** DATASET ENTRIES **
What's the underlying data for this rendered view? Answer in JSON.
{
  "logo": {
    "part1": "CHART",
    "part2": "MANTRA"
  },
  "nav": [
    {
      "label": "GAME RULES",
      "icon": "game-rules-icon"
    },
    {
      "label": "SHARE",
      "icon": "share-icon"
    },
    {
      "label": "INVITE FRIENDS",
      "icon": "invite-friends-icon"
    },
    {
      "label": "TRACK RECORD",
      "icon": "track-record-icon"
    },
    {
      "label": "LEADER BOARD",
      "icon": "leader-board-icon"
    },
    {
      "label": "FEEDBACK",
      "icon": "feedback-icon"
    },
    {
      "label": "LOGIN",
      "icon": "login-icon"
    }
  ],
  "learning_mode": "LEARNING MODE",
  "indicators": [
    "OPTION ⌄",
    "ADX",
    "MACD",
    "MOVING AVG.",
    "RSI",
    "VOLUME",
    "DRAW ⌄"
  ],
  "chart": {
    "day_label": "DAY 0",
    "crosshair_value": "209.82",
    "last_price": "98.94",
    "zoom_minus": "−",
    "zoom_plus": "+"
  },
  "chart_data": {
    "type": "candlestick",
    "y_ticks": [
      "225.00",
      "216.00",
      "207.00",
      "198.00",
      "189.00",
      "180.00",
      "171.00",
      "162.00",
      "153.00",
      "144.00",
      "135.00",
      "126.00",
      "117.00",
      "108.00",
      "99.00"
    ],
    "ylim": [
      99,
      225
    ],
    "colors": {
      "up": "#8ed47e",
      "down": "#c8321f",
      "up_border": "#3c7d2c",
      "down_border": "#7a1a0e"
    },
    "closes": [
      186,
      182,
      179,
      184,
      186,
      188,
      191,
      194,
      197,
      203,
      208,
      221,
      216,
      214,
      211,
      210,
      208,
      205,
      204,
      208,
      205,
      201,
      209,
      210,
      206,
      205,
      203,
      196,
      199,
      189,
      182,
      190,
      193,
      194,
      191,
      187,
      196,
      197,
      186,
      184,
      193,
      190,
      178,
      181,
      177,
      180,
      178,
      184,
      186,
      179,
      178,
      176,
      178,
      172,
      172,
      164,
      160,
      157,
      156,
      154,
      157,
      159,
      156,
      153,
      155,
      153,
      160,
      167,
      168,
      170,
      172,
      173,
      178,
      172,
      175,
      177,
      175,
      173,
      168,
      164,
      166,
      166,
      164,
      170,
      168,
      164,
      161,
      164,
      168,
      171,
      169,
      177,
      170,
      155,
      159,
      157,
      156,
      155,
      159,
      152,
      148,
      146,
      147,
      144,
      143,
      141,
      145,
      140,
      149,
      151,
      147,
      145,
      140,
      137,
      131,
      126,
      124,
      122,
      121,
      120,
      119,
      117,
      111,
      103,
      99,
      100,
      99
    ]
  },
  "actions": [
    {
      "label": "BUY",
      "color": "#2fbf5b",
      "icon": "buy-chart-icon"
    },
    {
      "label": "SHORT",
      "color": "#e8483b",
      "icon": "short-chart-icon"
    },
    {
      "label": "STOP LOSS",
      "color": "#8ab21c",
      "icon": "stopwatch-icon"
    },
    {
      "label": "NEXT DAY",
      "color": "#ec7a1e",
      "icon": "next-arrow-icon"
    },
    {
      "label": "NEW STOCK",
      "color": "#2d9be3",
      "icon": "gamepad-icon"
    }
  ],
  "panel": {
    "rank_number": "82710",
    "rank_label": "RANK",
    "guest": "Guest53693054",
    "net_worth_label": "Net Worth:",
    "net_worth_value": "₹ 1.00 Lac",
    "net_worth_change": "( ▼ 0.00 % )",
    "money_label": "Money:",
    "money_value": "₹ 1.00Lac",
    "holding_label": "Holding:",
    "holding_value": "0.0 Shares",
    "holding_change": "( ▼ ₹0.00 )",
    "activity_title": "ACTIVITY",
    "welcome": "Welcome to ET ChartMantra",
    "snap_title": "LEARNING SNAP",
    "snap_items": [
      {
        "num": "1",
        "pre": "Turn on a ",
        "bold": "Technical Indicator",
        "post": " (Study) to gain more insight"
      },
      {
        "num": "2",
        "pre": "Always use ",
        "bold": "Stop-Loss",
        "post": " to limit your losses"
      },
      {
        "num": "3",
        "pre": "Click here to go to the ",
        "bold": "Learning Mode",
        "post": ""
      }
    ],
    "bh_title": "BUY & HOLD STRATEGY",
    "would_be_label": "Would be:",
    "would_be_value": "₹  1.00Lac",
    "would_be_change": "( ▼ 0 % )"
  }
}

** WHAT YOU WILL DO **
Please restate the whole listing word for word.

** OUTPUT OF THE EXERCISE **
What's the underlying data for this rendered view? Answer in JSON.
{
  "logo": {
    "part1": "CHART",
    "part2": "MANTRA"
  },
  "nav": [
    {
      "label": "GAME RULES",
      "icon": "game-rules-icon"
    },
    {
      "label": "SHARE",
      "icon": "share-icon"
    },
    {
      "label": "INVITE FRIENDS",
      "icon": "invite-friends-icon"
    },
    {
      "label": "TRACK RECORD",
      "icon": "track-record-icon"
    },
    {
      "label": "LEADER BOARD",
      "icon": "leader-board-icon"
    },
    {
      "label": "FEEDBACK",
      "icon": "feedback-icon"
    },
    {
      "label": "LOGIN",
      "icon": "login-icon"
    }
  ],
  "learning_mode": "LEARNING MODE",
  "indicators": [
    "OPTION ⌄",
    "ADX",
    "MACD",
    "MOVING AVG.",
    "RSI",
    "VOLUME",
    "DRAW ⌄"
  ],
  "chart": {
    "day_label": "DAY 0",
    "crosshair_value": "209.82",
    "last_price": "98.94",
    "zoom_minus": "−",
    "zoom_plus": "+"
  },
  "chart_data": {
    "type": "candlestick",
    "y_ticks": [
      "225.00",
      "216.00",
      "207.00",
      "198.00",
      "189.00",
      "180.00",
      "171.00",
      "162.00",
      "153.00",
      "144.00",
      "135.00",
      "126.00",
      "117.00",
      "108.00",
      "99.00"
    ],
    "ylim": [
      99,
      225
    ],
    "colors": {
      "up": "#8ed47e",
      "down": "#c8321f",
      "up_border": "#3c7d2c",
      "down_border": "#7a1a0e"
    },
    "closes": [
      186,
      182,
      179,
      184,
      186,
      188,
      191,
      194,
      197,
      203,
      208,
      221,
      216,
      214,
      211,
      210,
      208,
      205,
      204,
      208,
      205,
      201,
      209,
      210,
      206,
      205,
      203,
      196,
      199,
      189,
      182,
      190,
      193,
      194,
      191,
      187,
      196,
      197,
      186,
      184,
      193,
      190,
      178,
      181,
      177,
      180,
      178,
      184,
      186,
      179,
      178,
      176,
      178,
      172,
      172,
      164,
      160,
      157,
      156,
      154,
      157,
      159,
      156,
      153,
      155,
      153,
      160,
      167,
      168,
      170,
      172,
      173,
      178,
      172,
      175,
      177,
      175,
      173,
      168,
      164,
      166,
      166,
      164,
      170,
      168,
      164,
      161,
      164,
      168,
      171,
      169,
      177,
      170,
      155,
      159,
      157,
      156,
      155,
      159,
      152,
      148,
      146,
      147,
      144,
      143,
      141,
      145,
      140,
      149,
      151,
      147,
      145,
      140,
      137,
      131,
      126,
      124,
      122,
      121,
      120,
      119,
      117,
      111,
      103,
      99,
      100,
      99
    ]
  },
  "actions": [
    {
      "label": "BUY",
      "color": "#2fbf5b",
      "icon": "buy-chart-icon"
    },
    {
      "label": "SHORT",
      "color": "#e8483b",
      "icon": "short-chart-icon"
    },
    {
      "label": "STOP LOSS",
      "color": "#8ab21c",
      "icon": "stopwatch-icon"
    },
    {
      "label": "NEXT DAY",
      "color": "#ec7a1e",
      "icon": "next-arrow-icon"
    },
    {
      "label": "NEW STOCK",
      "color": "#2d9be3",
      "icon": "gamepad-icon"
    }
  ],
  "panel": {
    "rank_number": "82710",
    "rank_label": "RANK",
    "guest": "Guest53693054",
    "net_worth_label": "Net Worth:",
    "net_worth_value": "₹ 1.00 Lac",
    "net_worth_change": "( ▼ 0.00 % )",
    "money_label": "Money:",
    "money_value": "₹ 1.00Lac",
    "holding_label": "Holding:",
    "holding_value": "0.0 Shares",
    "holding_change": "( ▼ ₹0.00 )",
    "activity_title": "ACTIVITY",
    "welcome": "Welcome to ET ChartMantra",
    "snap_title": "LEARNING SNAP",
    "snap_items": [
      {
        "num": "1",
        "pre": "Turn on a ",
        "bold": "Technical Indicator",
        "post": " (Study) to gain more insight"
      },
      {
        "num": "2",
        "pre": "Always use ",
        "bold": "Stop-Loss",
        "post": " to limit your losses"
      },
      {
        "num": "3",
        "pre": "Click here to go to the ",
        "bold": "Learning Mode",
        "post": ""
      }
    ],
    "bh_title": "BUY & HOLD STRATEGY",
    "would_be_label": "Would be:",
    "would_be_value": "₹  1.00Lac",
    "would_be_change": "( ▼ 0 % )"
  }
}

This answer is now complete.